• **What to do**
Among the lines below, how many carry the string "fill"? Reply with a number and nothing else.

** begin Exercise material **

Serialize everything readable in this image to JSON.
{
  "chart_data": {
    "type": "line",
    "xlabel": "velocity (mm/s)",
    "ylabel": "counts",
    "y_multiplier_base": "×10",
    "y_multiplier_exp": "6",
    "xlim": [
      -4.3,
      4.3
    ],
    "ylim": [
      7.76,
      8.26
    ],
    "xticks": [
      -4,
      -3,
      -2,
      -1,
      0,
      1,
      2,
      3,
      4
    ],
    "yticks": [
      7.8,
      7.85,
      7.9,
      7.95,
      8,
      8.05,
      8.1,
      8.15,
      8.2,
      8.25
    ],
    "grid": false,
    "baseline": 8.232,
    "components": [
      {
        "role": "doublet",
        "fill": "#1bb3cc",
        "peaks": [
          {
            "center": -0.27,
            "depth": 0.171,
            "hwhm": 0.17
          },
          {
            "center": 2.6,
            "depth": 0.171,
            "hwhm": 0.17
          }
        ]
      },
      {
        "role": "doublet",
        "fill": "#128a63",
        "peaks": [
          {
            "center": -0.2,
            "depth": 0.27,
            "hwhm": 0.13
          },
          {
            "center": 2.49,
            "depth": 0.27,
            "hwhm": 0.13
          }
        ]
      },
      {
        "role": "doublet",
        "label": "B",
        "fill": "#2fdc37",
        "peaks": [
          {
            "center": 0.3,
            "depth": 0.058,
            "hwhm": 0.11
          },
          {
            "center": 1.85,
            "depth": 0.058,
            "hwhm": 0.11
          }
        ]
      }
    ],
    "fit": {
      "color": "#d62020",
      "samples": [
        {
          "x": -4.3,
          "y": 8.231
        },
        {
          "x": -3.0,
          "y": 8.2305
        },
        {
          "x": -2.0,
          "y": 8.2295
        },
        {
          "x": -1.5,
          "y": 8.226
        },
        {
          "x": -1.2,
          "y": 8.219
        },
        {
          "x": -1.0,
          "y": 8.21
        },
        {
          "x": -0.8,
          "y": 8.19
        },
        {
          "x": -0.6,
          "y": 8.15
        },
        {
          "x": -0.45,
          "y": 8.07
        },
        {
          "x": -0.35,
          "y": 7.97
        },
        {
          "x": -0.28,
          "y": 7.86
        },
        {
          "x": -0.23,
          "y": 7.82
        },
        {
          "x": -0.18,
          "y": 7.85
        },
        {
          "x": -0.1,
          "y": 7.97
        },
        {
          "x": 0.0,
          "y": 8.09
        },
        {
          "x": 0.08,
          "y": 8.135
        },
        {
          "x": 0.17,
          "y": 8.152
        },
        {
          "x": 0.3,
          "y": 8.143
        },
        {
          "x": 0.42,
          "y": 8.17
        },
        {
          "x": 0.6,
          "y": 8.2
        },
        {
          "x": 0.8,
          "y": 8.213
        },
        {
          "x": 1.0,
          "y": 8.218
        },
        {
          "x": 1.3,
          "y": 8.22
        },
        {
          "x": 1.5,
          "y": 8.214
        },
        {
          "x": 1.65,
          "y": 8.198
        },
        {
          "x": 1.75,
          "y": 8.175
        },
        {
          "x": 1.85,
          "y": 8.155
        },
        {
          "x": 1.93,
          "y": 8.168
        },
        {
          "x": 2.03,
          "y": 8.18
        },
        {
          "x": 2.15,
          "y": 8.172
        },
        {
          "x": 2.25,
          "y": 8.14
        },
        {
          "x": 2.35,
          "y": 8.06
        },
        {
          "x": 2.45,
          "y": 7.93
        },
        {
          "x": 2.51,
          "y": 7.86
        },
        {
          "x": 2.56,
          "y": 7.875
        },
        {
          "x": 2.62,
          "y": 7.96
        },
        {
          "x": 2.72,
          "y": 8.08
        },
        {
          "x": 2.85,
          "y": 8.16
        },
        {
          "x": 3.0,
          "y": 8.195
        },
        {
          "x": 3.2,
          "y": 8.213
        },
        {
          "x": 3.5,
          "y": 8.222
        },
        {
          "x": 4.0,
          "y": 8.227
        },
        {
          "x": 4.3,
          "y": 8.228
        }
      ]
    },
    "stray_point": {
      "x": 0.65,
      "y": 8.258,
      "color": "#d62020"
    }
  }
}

** end Exercise material **

• **Full response**
3